◆ **EXERCISE REQUIREMENTS**
Scan the material below for the string "text", and copy every line where it shows up.

◆ **MATERIAL FOR THE TASK**
----------------------------------------

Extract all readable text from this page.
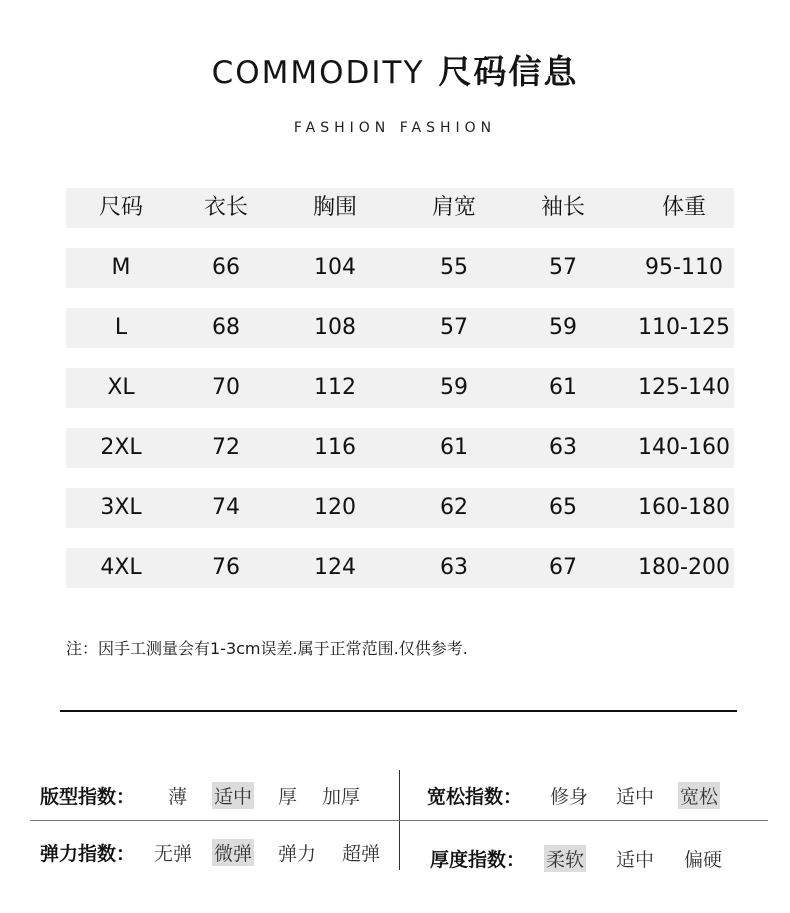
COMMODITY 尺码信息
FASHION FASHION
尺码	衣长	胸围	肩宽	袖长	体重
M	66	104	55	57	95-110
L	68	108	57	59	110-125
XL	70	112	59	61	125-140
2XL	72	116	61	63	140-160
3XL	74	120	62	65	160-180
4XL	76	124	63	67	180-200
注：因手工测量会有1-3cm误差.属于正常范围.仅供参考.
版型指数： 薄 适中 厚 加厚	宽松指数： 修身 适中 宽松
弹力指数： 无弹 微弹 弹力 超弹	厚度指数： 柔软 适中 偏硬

----------------------------------------

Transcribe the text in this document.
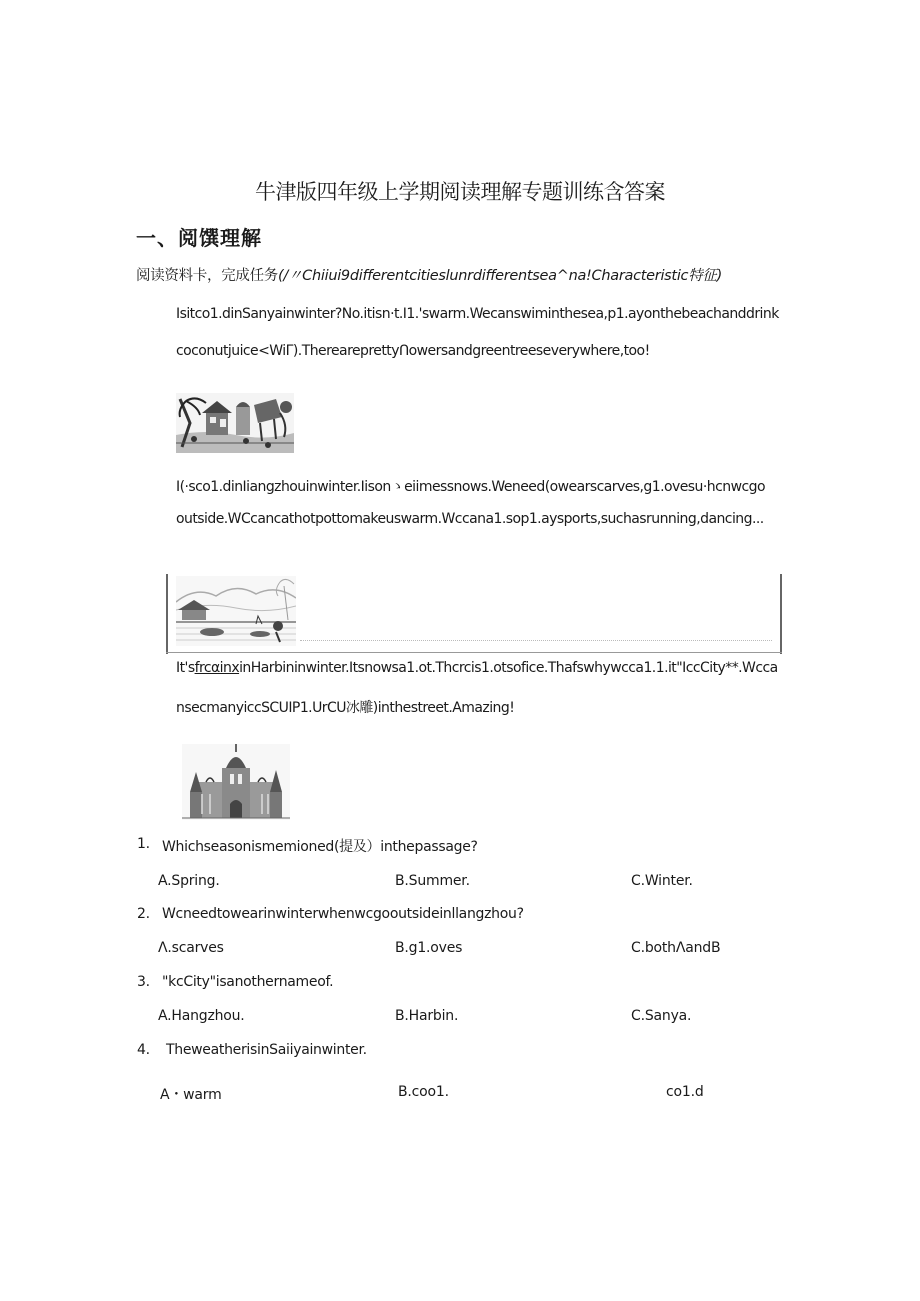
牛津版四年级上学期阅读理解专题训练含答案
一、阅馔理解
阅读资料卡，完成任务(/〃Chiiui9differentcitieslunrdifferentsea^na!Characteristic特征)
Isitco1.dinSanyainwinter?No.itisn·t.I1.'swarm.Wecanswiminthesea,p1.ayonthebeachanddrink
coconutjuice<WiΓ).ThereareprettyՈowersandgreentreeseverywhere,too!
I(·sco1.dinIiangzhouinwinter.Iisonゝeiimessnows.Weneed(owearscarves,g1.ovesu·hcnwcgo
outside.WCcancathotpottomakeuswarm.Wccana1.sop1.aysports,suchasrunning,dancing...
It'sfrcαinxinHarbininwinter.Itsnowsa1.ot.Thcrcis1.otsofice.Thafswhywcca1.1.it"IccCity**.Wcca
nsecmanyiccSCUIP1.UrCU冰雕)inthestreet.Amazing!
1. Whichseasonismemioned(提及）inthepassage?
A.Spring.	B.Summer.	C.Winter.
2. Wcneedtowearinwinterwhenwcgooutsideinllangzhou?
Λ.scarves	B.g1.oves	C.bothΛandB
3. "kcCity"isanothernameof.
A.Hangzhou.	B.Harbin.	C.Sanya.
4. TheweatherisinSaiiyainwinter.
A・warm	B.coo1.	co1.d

----------------------------------------

◆ **ANSWER FOR THIS EXERCISE**
Extract all readable text from this page.
Transcribe the text in this document.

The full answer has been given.